#### Texto selecionado:

──────

Paterson, onde nada e tudo acontece

Paterson, onde nada e tudo acontece

Paterson é um jovem poeta que percebe o mundo a partir de um ponto de vista muito particular: o de motorista de ônibus numa pequena cidade americana que tem o mesmo nome que ele: Paterson. Tudo que vê e que ouve se torna matéria de poesia.

Maria Antonia Demasi (*)

Tarde de terça feira.

A sala  do Espaço Itaú de Cinema Frei Caneca em São Paulo estava quase lotada.

Olhando da última fileira, a imagem era bacana: dezenas de cabeças grisalhas, brancas e carecas que se mexiam de lá pra cá numa conversa animada à espera do  início da sessão.

Paterson foi o filme do mês de abril do projeto Itaú Viver Mais.

Além da entrada ser gratuita para quem tiver mais de 55 anos, acontece também logo após o término da exibição, um debate sobre o filme, sob a coordenação da equipe do Portal do Envelhecimento.

──────

#### Tarefas do exercício:
**1)** Liste as palavras que a resenha sobre Paterson usa para descrever as cabeças do público na sala de cinema.
**2)** Escreva a continuação da resenha sobre Paterson, começando logo depois da última frase.
O material a seguir vem de outra fonte, sem relação com a resenha sobre Paterson.

(Registros do conjunto de dados)
──────

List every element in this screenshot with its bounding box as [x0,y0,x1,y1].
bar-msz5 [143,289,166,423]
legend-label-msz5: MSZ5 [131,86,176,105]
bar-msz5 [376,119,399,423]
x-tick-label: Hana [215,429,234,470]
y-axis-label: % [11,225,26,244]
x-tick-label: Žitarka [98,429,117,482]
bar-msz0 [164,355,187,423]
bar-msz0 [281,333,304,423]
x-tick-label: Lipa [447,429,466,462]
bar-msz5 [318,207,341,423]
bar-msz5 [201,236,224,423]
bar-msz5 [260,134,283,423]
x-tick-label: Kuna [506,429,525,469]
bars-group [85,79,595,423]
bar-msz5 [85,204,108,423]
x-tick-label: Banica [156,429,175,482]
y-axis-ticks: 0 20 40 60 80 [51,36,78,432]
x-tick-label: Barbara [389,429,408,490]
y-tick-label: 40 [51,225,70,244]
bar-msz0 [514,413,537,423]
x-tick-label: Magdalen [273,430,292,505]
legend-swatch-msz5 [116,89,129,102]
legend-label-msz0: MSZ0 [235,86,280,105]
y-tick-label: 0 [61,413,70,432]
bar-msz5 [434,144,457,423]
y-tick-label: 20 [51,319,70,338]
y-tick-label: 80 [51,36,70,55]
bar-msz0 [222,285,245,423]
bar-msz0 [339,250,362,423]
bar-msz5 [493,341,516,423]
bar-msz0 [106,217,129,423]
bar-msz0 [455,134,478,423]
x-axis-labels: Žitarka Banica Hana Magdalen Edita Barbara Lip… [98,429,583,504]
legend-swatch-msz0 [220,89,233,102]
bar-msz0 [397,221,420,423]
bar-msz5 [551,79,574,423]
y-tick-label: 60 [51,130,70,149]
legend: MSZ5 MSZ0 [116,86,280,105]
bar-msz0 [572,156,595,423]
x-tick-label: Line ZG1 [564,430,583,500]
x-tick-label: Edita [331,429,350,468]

──────

#### Resultados das tarefas:
**1)** grisalhas, brancas, carecas

**2)**
Quem não gosta de comentar sobre o que viu, o que sentiu, o que gostou ou o que detestou, na saidinha do cinema?

O filme acabou.

Subiu o letreiro.

Direção: Jim Jamursch

Elenco: Adam Driver como Paterson e Golshiftheh Farahani, como Laura.

O debate começou.

Gostaram do filme?

“Sim, mas é um filme diferente…

Como diferente?

Porque não acontece nada demais… nem de menos…é apenas uma semana normal na vida de uma pessoa um pouco diferente.

Diferente?

Sim, na vida de um motorista de ônibus que também é poeta!”

Paterson é um jovem poeta que percebe o mundo a partir de um ponto de vista muito particular: o de motorista de ônibus numa pequena cidade americana que tem o mesmo nome que ele: Paterson.

Tudo que vê e que ouve se torna matéria de poesia.

Ele é calmo, silencioso, atento e gentil.

E o que vocês acharam da relação dele com a jovem e linda mulher?

“Ela também é diferente?

Como diferente?

Ela parece que vive em outro mundo. Fica em casa o dia todo pintando tudo com círculos e esferas em preto: das cortinas da sala, passando pelo sofá, portas, móveis… um mundo de bolinhas em preto e branco.

Ela é uma artista!

E os dois se combinam…

Os dois.

Foram eles que mobilizaram as reflexões daquela tarde e muitas emoções.

Laura e Paterson são, à primeira vista,  muito diferentes entre si.

Laura extravasa todos seus sentimentos e desejos.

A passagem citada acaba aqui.